**STATED PROBLEM**: Set the listing down again exactly, please, apart from its pictures.
######
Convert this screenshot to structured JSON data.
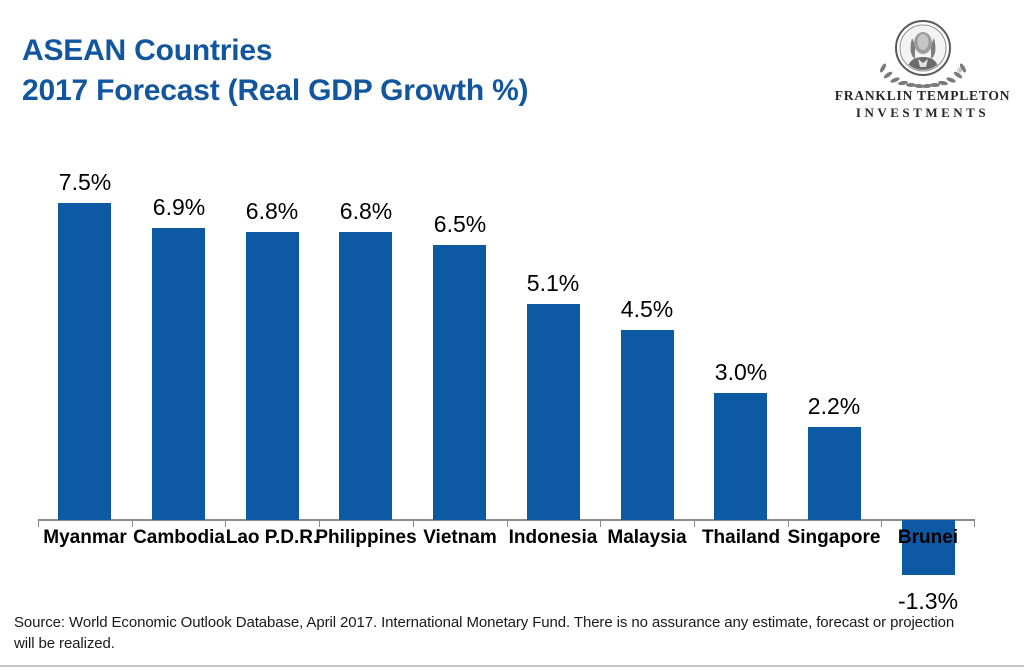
{
  "header": {
    "title_line1": "ASEAN Countries",
    "title_line2": "2017 Forecast (Real GDP Growth %)"
  },
  "logo": {
    "icon": "benjamin-franklin-medallion",
    "company_line1": "FRANKLIN TEMPLETON",
    "company_line2": "INVESTMENTS",
    "registered_mark": "®"
  },
  "chart_data": {
    "type": "bar",
    "title": "ASEAN Countries 2017 Forecast (Real GDP Growth %)",
    "categories": [
      "Myanmar",
      "Cambodia",
      "Lao P.D.R.",
      "Philippines",
      "Vietnam",
      "Indonesia",
      "Malaysia",
      "Thailand",
      "Singapore",
      "Brunei"
    ],
    "values": [
      7.5,
      6.9,
      6.8,
      6.8,
      6.5,
      5.1,
      4.5,
      3.0,
      2.2,
      -1.3
    ],
    "value_labels": [
      "7.5%",
      "6.9%",
      "6.8%",
      "6.8%",
      "6.5%",
      "5.1%",
      "4.5%",
      "3.0%",
      "2.2%",
      "-1.3%"
    ],
    "unit": "%",
    "xlabel": "",
    "ylabel": "",
    "ylim": [
      -1.5,
      8.0
    ],
    "grid": false,
    "legend": false,
    "data_labels": "outside-end"
  },
  "colors": {
    "title_blue": "#12569F",
    "bar_blue": "#0E59A4",
    "axis_gray": "#8C8C8C",
    "label_black": "#000000",
    "source_text": "#1A1A1A",
    "bottom_rule_gray": "#C6C6C6",
    "logo_gray": "#3A3A3A"
  },
  "footer": {
    "source_line1": "Source: World Economic Outlook Database, April 2017. International Monetary Fund. There is no assurance any estimate, forecast or projection",
    "source_line2": "will be realized."
  }
}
######
**FINISHED TASK**:
Convert this screenshot to structured JSON data.
{
  "header": {
    "title_line1": "ASEAN Countries",
    "title_line2": "2017 Forecast (Real GDP Growth %)"
  },
  "logo": {
    "icon": "benjamin-franklin-medallion",
    "company_line1": "FRANKLIN TEMPLETON",
    "company_line2": "INVESTMENTS",
    "registered_mark": "®"
  },
  "chart_data": {
    "type": "bar",
    "title": "ASEAN Countries 2017 Forecast (Real GDP Growth %)",
    "categories": [
      "Myanmar",
      "Cambodia",
      "Lao P.D.R.",
      "Philippines",
      "Vietnam",
      "Indonesia",
      "Malaysia",
      "Thailand",
      "Singapore",
      "Brunei"
    ],
    "values": [
      7.5,
      6.9,
      6.8,
      6.8,
      6.5,
      5.1,
      4.5,
      3.0,
      2.2,
      -1.3
    ],
    "value_labels": [
      "7.5%",
      "6.9%",
      "6.8%",
      "6.8%",
      "6.5%",
      "5.1%",
      "4.5%",
      "3.0%",
      "2.2%",
      "-1.3%"
    ],
    "unit": "%",
    "xlabel": "",
    "ylabel": "",
    "ylim": [
      -1.5,
      8.0
    ],
    "grid": false,
    "legend": false,
    "data_labels": "outside-end"
  },
  "colors": {
    "title_blue": "#12569F",
    "bar_blue": "#0E59A4",
    "axis_gray": "#8C8C8C",
    "label_black": "#000000",
    "source_text": "#1A1A1A",
    "bottom_rule_gray": "#C6C6C6",
    "logo_gray": "#3A3A3A"
  },
  "footer": {
    "source_line1": "Source: World Economic Outlook Database, April 2017. International Monetary Fund. There is no assurance any estimate, forecast or projection",
    "source_line2": "will be realized."
  }
}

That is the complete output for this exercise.